Stated goal -
Pull out every line of the listing below where "请提出修改意见" appears.
BEGIN Record extracts
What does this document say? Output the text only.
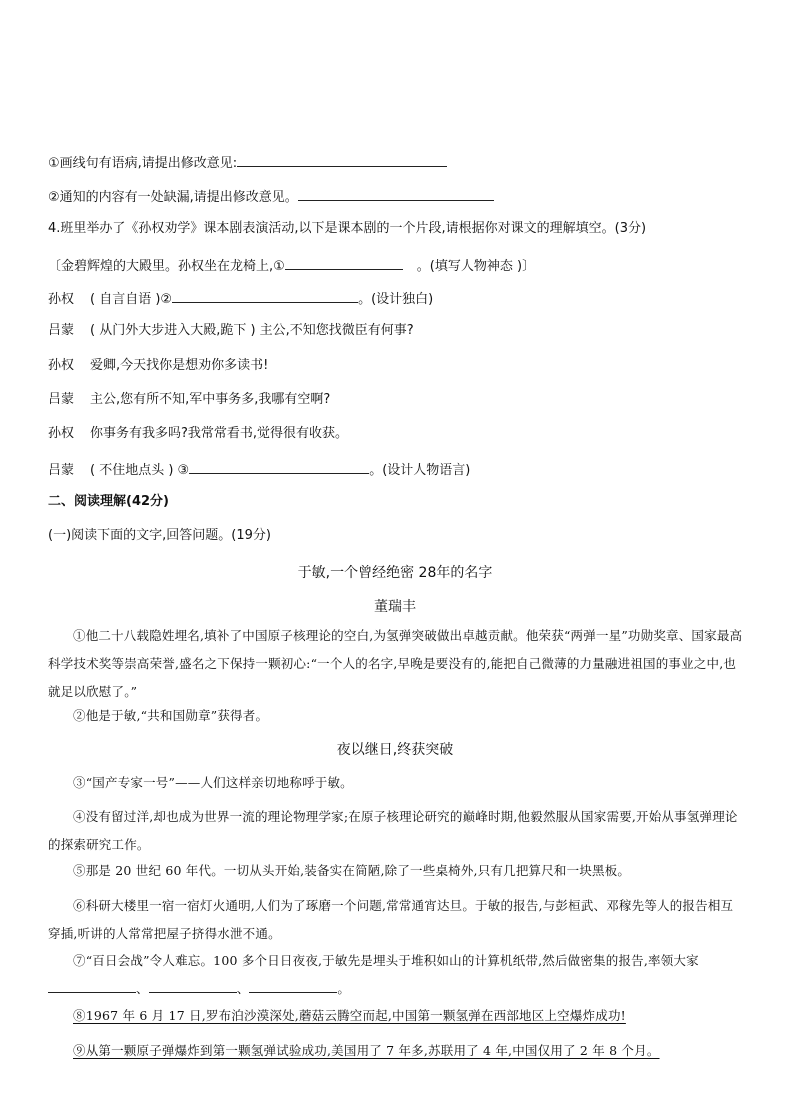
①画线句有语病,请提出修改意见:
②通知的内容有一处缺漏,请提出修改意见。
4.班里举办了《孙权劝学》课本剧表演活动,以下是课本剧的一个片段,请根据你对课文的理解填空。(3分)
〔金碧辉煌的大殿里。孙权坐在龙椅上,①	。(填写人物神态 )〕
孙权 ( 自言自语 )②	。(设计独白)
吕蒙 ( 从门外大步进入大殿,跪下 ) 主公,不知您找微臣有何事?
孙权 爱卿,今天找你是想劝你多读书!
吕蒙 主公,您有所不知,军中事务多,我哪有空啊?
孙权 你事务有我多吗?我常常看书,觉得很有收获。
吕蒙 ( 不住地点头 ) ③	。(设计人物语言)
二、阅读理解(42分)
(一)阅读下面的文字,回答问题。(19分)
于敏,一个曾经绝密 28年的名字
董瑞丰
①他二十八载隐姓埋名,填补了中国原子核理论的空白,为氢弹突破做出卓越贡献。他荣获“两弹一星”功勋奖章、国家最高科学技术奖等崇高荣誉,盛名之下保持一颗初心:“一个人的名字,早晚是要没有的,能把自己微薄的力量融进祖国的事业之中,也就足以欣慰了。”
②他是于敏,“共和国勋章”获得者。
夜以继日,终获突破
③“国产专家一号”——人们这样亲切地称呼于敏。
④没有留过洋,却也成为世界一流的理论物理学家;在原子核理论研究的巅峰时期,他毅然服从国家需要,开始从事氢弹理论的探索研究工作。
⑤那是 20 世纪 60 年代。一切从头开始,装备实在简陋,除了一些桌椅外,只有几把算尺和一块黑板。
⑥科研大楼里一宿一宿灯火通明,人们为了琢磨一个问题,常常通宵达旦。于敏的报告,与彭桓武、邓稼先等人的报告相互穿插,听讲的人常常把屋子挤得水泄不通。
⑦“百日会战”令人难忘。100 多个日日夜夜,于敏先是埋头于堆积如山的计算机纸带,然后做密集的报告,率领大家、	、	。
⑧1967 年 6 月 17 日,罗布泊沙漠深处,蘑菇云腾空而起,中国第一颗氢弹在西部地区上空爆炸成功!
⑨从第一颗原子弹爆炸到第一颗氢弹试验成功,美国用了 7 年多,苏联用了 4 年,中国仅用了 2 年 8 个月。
END Record extracts
Exercise answer -
①画线句有语病,请提出修改意见:
②通知的内容有一处缺漏,请提出修改意见。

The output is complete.